Copy every item below exactly, starting with the line that contains "zoom-in-icon[interactable]: + [1596, 780, 1620, 804]" and running down through the line that contains "latent-output-port[interactable] [1165, 340, 1175, 350]", both included. Reproduce only those lines.

▶ _Source material_

▬▬▬

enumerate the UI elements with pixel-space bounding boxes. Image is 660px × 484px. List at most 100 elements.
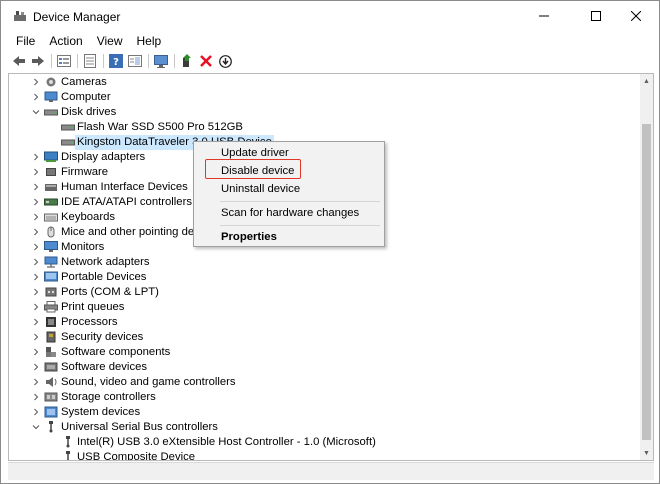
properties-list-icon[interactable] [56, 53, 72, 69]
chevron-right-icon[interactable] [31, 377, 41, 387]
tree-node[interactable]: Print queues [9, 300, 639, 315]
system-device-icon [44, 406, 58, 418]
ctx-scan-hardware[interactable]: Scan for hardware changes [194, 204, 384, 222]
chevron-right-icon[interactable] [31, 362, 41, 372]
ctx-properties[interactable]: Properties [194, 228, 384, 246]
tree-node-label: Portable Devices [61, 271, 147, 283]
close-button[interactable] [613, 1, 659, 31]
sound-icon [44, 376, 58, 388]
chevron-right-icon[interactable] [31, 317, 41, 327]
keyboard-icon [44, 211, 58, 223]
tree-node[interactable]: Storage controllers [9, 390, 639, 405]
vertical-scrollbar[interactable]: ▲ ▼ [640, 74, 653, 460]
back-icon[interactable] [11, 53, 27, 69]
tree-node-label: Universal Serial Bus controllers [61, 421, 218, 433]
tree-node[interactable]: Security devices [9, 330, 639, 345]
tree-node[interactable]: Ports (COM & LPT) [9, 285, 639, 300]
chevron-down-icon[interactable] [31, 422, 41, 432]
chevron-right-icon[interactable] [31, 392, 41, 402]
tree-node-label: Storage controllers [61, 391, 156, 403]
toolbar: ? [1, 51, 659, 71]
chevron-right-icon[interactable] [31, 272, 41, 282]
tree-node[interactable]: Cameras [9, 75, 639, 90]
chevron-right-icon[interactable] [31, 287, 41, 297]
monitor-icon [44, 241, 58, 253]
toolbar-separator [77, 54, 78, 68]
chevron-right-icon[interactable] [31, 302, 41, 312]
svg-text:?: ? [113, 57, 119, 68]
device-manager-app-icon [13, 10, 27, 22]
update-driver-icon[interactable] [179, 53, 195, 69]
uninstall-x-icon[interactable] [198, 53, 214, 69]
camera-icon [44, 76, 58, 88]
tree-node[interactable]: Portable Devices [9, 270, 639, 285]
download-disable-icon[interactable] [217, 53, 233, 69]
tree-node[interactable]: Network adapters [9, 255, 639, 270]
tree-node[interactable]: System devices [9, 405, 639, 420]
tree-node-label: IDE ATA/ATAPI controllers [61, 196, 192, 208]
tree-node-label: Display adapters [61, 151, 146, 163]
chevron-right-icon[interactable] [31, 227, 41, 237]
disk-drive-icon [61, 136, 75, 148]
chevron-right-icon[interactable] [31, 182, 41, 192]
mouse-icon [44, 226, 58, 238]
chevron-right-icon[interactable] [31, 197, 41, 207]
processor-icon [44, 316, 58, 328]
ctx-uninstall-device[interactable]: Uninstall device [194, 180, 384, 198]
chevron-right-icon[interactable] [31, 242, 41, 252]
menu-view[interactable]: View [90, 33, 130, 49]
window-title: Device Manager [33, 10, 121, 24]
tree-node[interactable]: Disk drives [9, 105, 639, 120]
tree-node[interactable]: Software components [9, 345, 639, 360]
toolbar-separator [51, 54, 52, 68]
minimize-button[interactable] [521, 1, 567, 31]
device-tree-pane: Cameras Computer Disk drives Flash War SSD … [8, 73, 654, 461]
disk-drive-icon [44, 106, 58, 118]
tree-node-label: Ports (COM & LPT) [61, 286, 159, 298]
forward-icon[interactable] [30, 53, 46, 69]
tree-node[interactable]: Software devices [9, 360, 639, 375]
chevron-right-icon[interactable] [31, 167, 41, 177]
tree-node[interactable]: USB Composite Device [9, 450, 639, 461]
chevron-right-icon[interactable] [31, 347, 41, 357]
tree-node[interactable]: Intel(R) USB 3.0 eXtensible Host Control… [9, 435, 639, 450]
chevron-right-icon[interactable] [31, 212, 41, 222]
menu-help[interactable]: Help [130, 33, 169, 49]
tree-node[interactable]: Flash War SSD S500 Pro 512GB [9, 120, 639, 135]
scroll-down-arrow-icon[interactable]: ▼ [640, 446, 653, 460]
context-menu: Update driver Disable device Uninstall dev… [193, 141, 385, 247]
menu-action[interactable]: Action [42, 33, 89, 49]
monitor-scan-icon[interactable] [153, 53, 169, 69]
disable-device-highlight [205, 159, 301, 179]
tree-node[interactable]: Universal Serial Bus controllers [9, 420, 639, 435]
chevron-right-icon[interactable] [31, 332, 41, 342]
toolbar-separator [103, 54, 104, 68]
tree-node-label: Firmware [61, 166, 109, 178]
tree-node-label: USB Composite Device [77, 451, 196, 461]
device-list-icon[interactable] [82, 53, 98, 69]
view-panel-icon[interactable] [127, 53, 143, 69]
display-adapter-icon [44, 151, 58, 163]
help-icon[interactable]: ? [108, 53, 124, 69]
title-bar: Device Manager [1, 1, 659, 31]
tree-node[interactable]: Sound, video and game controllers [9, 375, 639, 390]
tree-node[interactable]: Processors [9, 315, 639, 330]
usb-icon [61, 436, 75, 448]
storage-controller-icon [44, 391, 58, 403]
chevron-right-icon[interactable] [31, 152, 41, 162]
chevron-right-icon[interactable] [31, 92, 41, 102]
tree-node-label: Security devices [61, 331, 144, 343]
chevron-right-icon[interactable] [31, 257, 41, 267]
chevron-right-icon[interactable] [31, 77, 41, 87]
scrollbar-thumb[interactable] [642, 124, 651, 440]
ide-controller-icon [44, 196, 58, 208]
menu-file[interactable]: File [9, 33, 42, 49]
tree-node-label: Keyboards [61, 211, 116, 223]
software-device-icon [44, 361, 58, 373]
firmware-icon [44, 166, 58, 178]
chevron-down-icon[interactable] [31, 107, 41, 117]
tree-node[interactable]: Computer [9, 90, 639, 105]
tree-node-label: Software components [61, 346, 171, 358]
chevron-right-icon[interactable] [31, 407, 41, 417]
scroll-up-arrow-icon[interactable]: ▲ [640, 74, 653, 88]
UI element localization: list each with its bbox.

▬▬▬

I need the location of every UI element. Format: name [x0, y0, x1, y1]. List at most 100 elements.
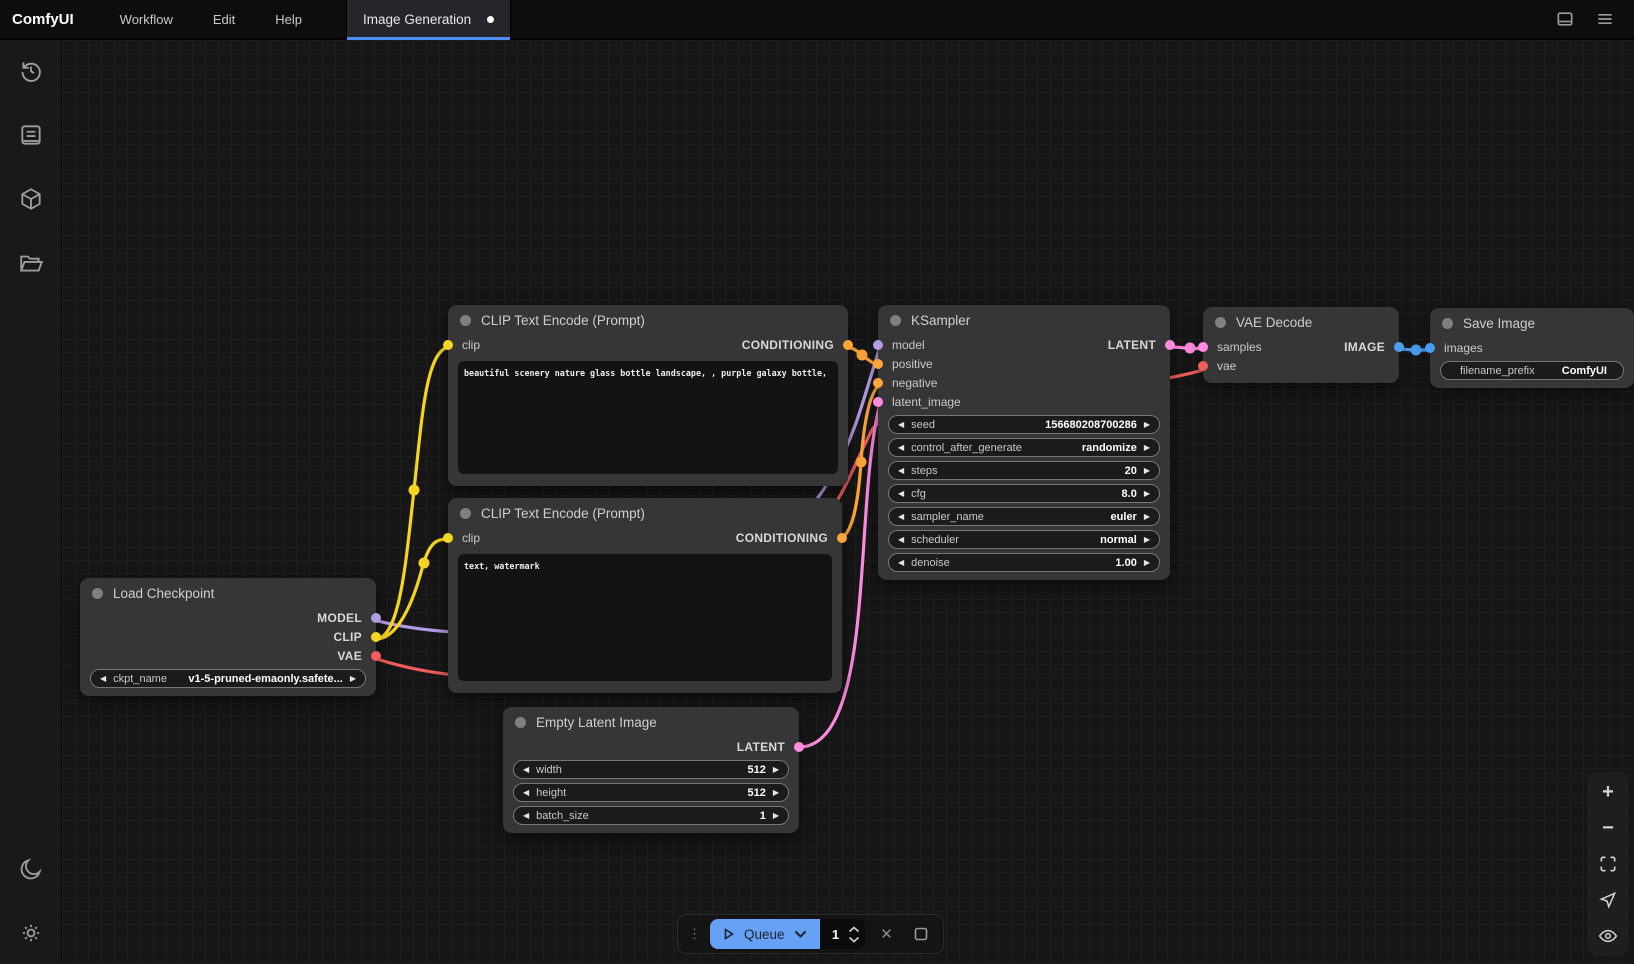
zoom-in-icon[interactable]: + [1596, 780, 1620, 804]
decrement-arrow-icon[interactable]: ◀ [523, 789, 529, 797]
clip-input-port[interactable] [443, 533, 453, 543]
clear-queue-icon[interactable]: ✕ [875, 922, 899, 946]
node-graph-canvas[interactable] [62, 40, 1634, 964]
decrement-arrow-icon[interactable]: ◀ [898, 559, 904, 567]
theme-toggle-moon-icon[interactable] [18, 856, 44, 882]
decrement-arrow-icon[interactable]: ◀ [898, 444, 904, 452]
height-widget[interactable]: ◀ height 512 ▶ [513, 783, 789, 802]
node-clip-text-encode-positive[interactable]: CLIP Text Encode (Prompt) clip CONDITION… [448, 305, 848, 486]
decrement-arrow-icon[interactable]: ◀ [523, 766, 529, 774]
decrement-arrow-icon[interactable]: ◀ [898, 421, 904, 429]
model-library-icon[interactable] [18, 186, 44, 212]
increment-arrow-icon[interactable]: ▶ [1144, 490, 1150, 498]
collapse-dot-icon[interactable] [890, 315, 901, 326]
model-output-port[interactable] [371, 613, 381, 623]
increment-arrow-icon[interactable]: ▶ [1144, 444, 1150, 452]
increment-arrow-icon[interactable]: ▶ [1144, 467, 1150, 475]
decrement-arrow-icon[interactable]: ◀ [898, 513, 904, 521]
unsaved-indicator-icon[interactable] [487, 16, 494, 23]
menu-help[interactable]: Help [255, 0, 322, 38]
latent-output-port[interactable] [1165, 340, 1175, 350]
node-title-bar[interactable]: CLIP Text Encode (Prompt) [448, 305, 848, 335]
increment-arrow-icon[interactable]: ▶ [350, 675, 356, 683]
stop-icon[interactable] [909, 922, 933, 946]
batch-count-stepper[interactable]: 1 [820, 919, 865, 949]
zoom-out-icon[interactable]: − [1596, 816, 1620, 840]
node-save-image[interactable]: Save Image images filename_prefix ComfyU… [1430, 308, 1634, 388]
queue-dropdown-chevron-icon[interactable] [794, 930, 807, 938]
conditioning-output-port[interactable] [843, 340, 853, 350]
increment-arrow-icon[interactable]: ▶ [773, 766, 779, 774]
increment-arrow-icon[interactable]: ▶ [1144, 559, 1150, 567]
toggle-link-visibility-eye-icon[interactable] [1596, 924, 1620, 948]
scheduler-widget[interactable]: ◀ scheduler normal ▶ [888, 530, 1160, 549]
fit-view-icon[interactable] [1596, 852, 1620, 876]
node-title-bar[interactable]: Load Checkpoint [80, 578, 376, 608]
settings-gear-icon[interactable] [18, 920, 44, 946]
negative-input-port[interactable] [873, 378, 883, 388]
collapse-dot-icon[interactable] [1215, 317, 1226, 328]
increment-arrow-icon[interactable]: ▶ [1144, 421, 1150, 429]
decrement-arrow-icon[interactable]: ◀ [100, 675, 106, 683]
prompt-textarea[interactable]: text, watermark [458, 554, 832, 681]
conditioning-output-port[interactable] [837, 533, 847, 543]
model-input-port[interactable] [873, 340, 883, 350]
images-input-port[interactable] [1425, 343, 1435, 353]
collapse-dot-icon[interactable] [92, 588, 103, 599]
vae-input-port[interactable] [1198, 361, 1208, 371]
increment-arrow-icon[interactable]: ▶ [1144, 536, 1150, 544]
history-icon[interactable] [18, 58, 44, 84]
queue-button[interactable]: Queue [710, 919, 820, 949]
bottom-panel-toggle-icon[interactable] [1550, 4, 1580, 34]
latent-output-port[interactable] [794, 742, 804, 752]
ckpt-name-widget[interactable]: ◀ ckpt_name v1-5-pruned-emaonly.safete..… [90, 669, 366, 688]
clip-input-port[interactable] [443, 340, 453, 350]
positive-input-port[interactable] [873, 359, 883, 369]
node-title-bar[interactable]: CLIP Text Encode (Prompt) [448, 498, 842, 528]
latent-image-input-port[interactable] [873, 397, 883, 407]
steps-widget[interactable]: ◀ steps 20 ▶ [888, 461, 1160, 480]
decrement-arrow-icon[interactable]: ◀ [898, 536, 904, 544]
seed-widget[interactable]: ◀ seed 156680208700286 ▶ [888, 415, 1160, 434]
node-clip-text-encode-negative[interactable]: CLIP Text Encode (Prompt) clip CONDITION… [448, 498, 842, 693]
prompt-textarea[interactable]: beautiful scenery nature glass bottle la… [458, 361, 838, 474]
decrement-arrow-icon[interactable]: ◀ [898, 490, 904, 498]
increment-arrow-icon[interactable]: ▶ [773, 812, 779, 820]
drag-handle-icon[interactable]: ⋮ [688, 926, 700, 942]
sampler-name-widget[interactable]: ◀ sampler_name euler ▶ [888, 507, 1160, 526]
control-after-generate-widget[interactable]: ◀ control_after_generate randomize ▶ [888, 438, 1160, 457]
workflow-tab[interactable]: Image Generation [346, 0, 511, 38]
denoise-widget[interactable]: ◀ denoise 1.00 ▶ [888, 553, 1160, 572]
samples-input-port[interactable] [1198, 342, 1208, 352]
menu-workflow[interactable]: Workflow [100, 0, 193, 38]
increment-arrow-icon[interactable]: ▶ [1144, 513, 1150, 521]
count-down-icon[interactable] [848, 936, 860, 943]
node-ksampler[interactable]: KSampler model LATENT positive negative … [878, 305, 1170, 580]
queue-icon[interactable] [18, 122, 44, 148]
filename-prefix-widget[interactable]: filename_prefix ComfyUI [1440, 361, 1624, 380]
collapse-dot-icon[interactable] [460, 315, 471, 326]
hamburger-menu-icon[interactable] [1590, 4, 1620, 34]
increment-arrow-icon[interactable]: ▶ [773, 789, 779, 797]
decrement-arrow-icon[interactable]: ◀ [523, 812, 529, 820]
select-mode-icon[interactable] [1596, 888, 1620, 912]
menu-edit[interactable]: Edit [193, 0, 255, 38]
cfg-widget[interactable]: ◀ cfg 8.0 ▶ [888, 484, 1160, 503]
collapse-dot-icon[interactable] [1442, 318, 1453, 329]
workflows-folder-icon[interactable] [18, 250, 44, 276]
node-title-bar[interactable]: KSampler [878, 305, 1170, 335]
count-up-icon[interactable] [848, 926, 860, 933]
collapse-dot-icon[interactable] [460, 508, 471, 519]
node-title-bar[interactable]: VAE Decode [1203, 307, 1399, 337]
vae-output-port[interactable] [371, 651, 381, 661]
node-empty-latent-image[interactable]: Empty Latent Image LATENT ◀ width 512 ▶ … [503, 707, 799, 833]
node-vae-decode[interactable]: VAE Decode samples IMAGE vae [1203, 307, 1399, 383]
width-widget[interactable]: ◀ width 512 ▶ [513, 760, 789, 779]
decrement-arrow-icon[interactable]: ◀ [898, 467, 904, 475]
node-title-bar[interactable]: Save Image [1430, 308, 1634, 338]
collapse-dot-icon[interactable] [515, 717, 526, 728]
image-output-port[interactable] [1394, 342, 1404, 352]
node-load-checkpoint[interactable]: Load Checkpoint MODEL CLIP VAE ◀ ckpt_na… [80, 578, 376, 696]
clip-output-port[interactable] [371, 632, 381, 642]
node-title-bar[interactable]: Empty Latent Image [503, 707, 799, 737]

▬▬▬

▶ _Answer_
zoom-in-icon[interactable]: + [1596, 780, 1620, 804]
decrement-arrow-icon[interactable]: ◀ [523, 789, 529, 797]
clip-input-port[interactable] [443, 533, 453, 543]
clear-queue-icon[interactable]: ✕ [875, 922, 899, 946]
node-graph-canvas[interactable] [62, 40, 1634, 964]
decrement-arrow-icon[interactable]: ◀ [898, 559, 904, 567]
theme-toggle-moon-icon[interactable] [18, 856, 44, 882]
decrement-arrow-icon[interactable]: ◀ [898, 444, 904, 452]
height-widget[interactable]: ◀ height 512 ▶ [513, 783, 789, 802]
node-clip-text-encode-positive[interactable]: CLIP Text Encode (Prompt) clip CONDITION… [448, 305, 848, 486]
decrement-arrow-icon[interactable]: ◀ [523, 766, 529, 774]
decrement-arrow-icon[interactable]: ◀ [898, 421, 904, 429]
model-library-icon[interactable] [18, 186, 44, 212]
increment-arrow-icon[interactable]: ▶ [1144, 490, 1150, 498]
collapse-dot-icon[interactable] [890, 315, 901, 326]
model-output-port[interactable] [371, 613, 381, 623]
increment-arrow-icon[interactable]: ▶ [1144, 444, 1150, 452]
increment-arrow-icon[interactable]: ▶ [1144, 467, 1150, 475]
decrement-arrow-icon[interactable]: ◀ [898, 513, 904, 521]
unsaved-indicator-icon[interactable] [487, 16, 494, 23]
menu-help[interactable]: Help [255, 0, 322, 38]
latent-output-port[interactable] [1165, 340, 1175, 350]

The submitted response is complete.